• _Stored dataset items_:
↓
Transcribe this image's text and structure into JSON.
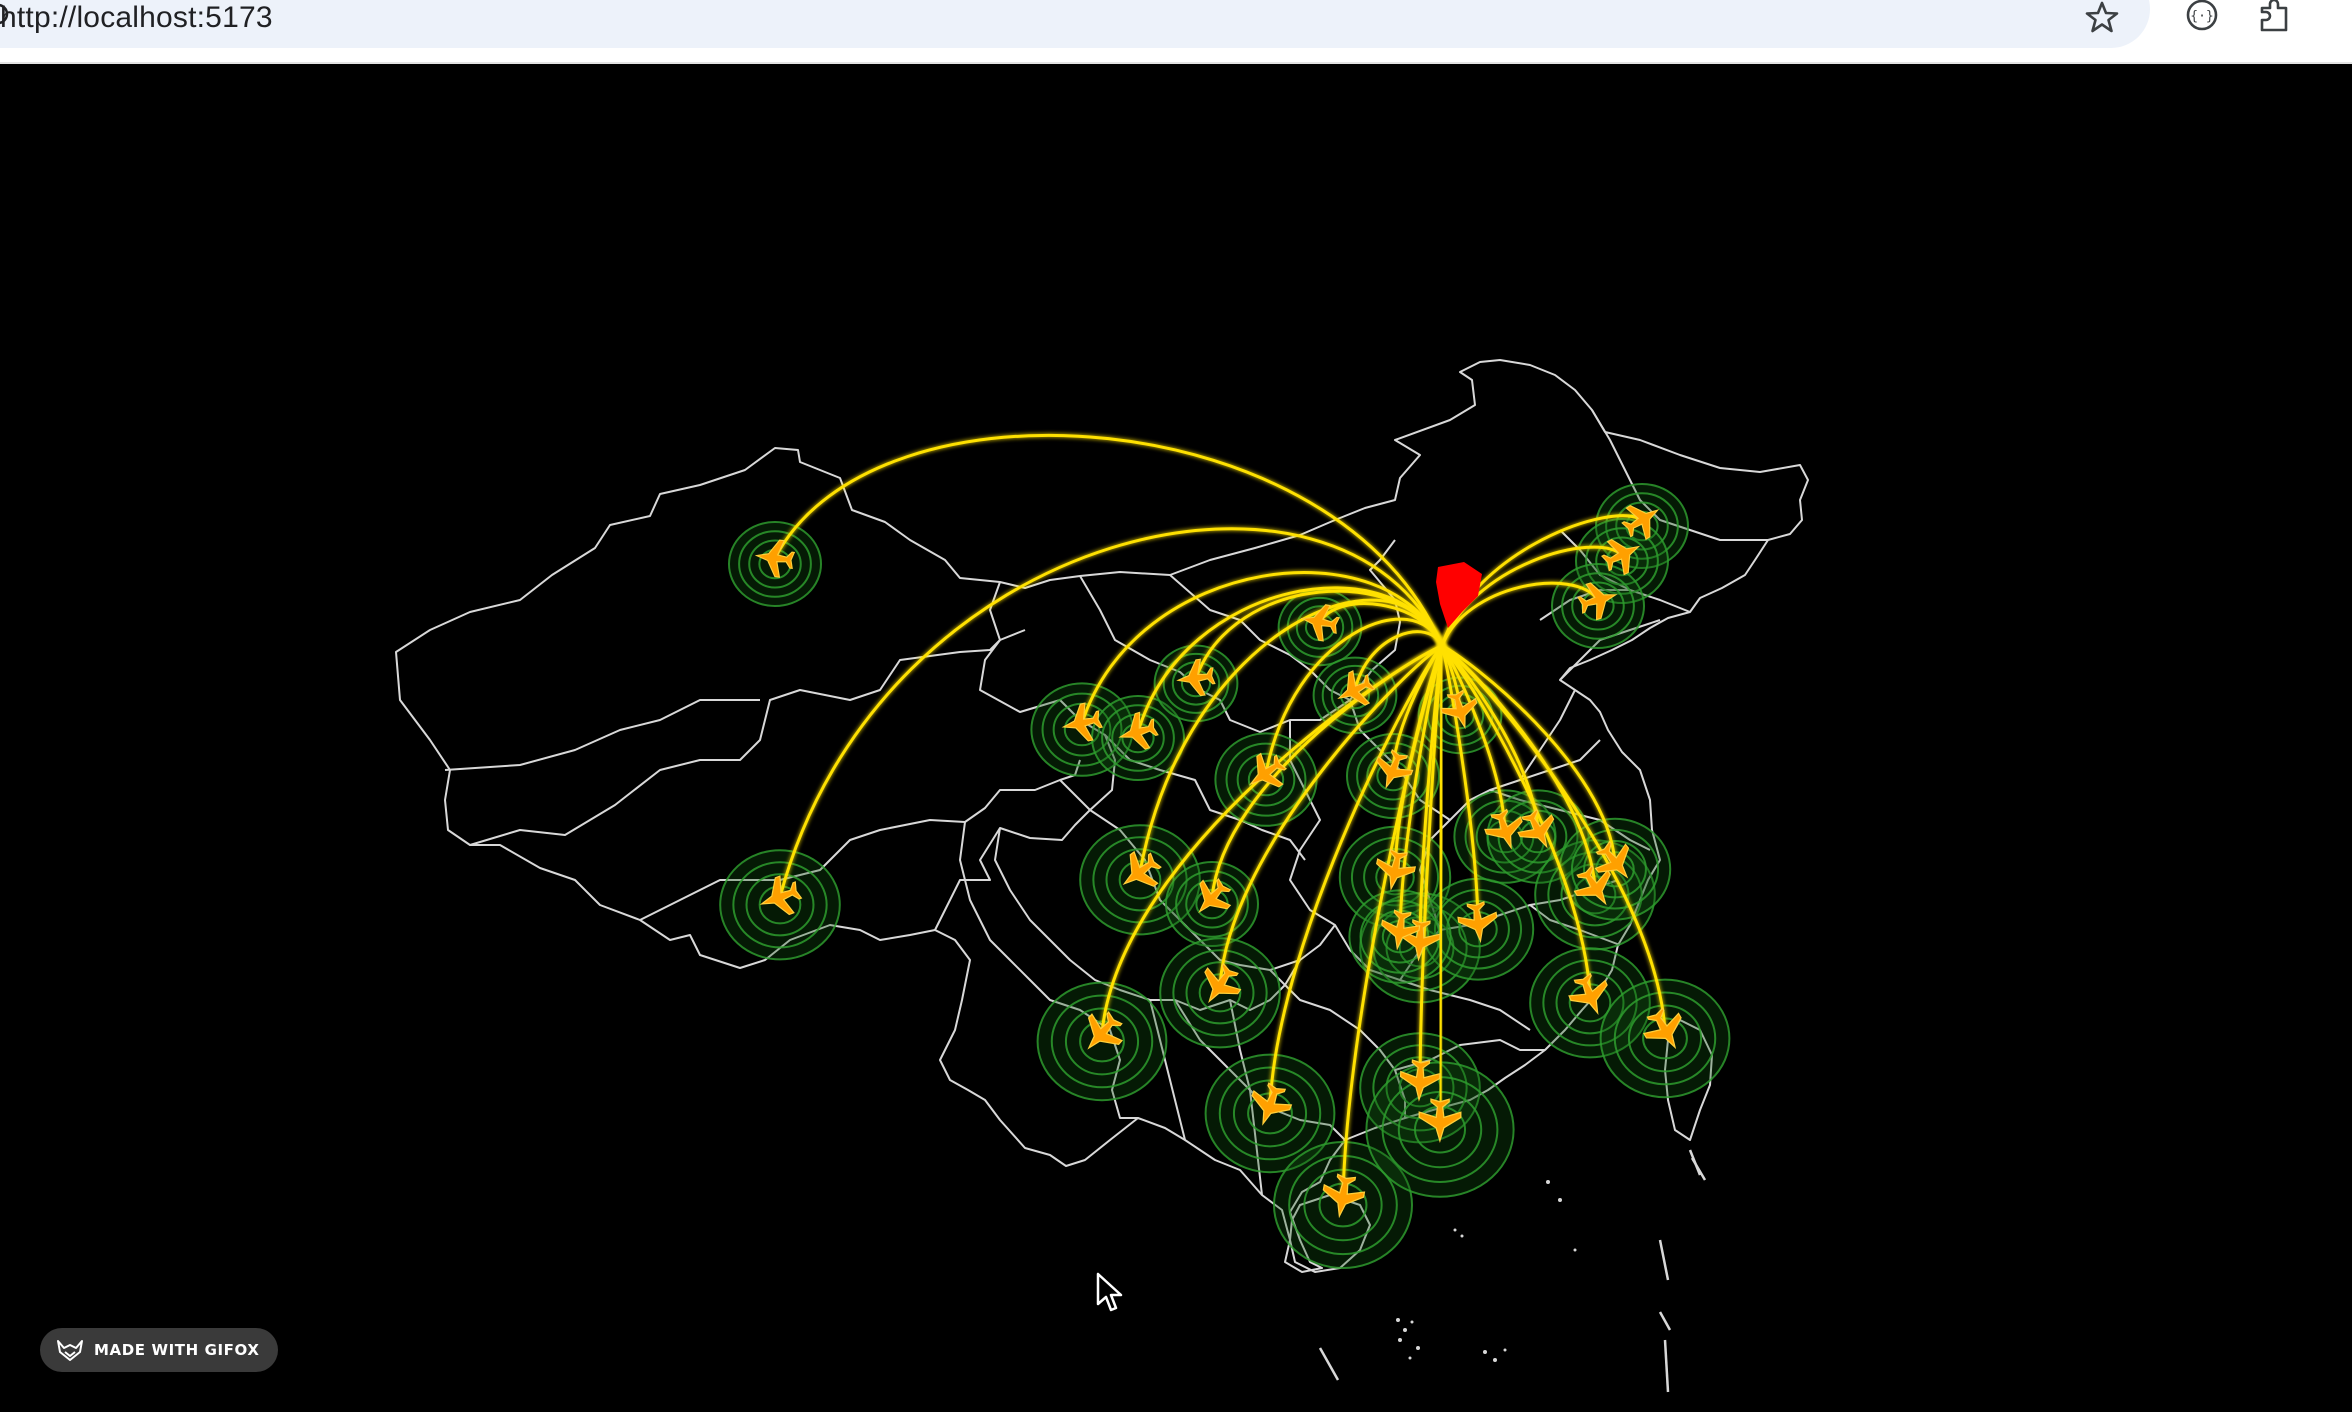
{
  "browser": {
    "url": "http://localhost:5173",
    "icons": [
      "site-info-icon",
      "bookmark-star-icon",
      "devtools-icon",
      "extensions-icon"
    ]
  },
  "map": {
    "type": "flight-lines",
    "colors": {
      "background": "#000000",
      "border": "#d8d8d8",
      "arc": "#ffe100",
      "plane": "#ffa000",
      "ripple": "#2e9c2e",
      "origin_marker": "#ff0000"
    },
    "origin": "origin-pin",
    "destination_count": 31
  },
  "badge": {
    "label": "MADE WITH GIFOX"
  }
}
↑
↓
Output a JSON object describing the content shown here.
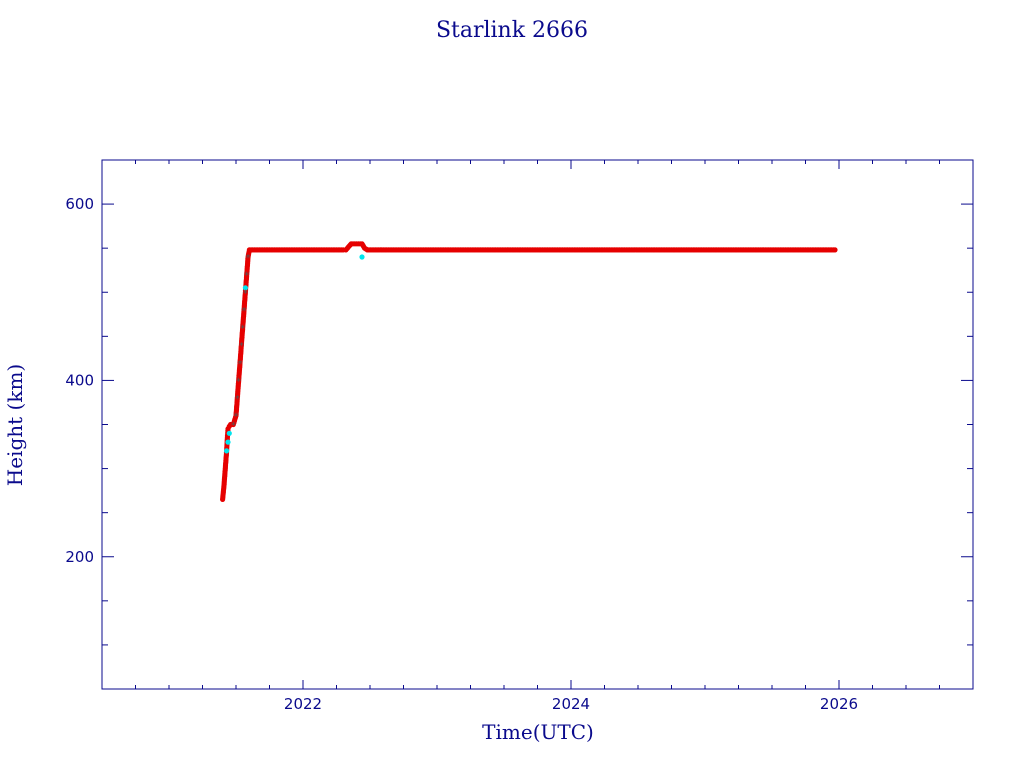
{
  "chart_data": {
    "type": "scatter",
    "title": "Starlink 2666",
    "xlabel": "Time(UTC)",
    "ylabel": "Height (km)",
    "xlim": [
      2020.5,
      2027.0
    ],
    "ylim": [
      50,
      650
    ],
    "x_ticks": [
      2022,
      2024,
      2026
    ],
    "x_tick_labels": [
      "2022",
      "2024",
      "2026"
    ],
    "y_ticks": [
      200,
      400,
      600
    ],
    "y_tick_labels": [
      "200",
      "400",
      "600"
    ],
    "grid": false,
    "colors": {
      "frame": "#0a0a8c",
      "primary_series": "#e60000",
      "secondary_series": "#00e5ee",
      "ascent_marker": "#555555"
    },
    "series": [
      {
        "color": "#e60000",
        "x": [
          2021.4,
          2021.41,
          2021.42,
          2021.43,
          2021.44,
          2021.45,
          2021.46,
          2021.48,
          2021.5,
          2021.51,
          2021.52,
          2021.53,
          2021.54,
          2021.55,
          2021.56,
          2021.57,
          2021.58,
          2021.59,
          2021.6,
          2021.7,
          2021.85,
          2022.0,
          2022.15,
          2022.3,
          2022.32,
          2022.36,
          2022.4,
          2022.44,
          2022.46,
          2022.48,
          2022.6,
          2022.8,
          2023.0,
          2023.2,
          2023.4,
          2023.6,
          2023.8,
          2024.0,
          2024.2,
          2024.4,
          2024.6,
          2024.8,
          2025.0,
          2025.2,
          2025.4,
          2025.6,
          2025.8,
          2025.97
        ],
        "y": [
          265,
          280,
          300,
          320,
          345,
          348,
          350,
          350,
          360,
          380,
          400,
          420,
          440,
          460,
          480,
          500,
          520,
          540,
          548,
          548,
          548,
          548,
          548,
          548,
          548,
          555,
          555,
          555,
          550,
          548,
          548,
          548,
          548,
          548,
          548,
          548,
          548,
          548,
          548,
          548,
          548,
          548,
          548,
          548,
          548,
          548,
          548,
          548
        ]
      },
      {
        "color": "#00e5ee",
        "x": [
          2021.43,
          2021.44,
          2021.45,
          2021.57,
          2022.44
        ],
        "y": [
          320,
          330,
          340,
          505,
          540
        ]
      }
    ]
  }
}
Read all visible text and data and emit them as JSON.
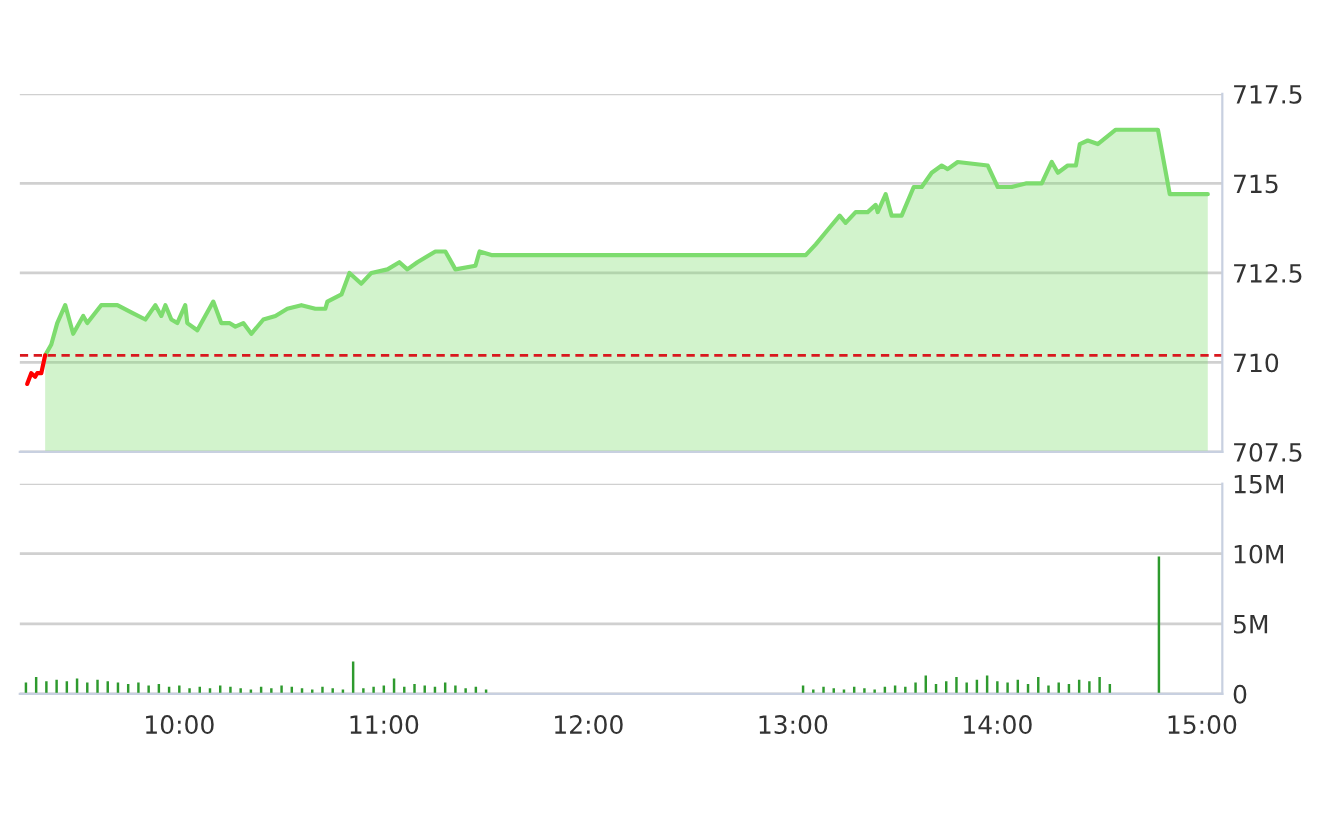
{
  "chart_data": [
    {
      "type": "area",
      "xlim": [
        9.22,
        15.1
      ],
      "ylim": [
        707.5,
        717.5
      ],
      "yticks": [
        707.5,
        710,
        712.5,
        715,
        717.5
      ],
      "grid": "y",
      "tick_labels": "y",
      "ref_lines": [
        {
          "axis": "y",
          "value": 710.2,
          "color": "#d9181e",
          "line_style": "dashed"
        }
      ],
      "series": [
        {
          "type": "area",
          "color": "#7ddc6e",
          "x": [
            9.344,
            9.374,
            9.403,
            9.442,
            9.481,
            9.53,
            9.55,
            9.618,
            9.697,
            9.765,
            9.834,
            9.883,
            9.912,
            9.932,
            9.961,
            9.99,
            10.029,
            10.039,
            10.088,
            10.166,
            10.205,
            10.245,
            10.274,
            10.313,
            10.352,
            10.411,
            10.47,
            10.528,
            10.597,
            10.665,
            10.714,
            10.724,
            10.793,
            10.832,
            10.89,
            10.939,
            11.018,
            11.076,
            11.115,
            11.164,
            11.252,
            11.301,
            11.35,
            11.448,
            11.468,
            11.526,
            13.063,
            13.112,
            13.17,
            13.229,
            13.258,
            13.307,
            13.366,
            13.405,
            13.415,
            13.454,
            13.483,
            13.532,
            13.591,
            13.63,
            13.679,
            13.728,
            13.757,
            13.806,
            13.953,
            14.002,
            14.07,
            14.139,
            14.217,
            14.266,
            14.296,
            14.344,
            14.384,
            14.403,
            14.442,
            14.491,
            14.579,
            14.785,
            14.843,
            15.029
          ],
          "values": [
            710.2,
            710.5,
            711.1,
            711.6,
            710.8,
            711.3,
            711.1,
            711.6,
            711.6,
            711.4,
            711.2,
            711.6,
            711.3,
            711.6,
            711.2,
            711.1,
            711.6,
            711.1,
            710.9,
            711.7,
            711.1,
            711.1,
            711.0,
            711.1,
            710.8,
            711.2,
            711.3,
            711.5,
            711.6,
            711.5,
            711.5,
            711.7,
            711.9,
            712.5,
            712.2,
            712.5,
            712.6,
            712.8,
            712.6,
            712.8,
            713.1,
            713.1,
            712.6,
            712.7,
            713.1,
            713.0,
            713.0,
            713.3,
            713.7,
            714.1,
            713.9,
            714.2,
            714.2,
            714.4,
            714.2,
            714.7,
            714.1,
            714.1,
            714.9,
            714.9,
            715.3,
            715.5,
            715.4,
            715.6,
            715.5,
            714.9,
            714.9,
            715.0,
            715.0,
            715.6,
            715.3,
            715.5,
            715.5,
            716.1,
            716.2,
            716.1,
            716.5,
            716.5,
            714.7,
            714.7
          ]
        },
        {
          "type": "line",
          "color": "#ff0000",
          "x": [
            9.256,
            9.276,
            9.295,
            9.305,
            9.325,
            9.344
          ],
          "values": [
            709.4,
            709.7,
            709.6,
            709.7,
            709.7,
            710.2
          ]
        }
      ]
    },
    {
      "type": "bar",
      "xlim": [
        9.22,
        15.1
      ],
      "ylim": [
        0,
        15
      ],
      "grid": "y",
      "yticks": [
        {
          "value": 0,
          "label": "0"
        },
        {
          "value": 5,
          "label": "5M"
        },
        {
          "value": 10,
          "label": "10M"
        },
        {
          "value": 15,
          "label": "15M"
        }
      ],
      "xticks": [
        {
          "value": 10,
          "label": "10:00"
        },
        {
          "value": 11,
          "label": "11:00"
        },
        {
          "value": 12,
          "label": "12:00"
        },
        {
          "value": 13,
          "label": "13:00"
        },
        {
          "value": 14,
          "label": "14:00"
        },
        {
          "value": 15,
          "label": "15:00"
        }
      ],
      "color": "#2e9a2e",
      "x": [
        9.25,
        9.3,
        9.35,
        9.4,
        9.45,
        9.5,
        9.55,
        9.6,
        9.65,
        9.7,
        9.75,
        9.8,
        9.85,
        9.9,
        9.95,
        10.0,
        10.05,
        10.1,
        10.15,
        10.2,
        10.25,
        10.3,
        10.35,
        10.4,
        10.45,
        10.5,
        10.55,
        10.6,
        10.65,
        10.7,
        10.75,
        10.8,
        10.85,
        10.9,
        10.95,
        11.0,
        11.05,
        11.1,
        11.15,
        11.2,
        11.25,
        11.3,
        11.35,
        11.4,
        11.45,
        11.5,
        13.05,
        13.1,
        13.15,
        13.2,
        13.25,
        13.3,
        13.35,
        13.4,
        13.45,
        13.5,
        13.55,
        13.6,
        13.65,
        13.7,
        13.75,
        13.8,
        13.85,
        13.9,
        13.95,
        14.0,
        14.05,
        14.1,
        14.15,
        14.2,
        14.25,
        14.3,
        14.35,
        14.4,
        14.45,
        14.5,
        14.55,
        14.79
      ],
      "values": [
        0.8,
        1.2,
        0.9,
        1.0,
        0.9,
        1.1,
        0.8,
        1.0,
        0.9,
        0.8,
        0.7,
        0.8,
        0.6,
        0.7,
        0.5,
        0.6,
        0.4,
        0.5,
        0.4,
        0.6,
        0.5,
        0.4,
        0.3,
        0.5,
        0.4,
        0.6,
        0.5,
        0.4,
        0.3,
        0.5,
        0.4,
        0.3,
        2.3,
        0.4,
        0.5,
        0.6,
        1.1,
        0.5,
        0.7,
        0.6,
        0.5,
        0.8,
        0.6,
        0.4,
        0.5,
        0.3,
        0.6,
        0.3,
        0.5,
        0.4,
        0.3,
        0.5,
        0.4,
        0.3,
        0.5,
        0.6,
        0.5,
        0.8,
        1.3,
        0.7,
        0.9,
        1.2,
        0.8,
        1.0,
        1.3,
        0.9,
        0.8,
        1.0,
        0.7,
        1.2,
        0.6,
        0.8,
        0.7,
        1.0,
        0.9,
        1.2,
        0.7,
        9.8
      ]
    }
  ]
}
↑
The lines to collect are those holding the string "type"; copy them all.

    "type": "flight-lines",
    "type": "scatter",
      "type": "area",
          "type": "area",
          "type": "line",
      "type": "bar",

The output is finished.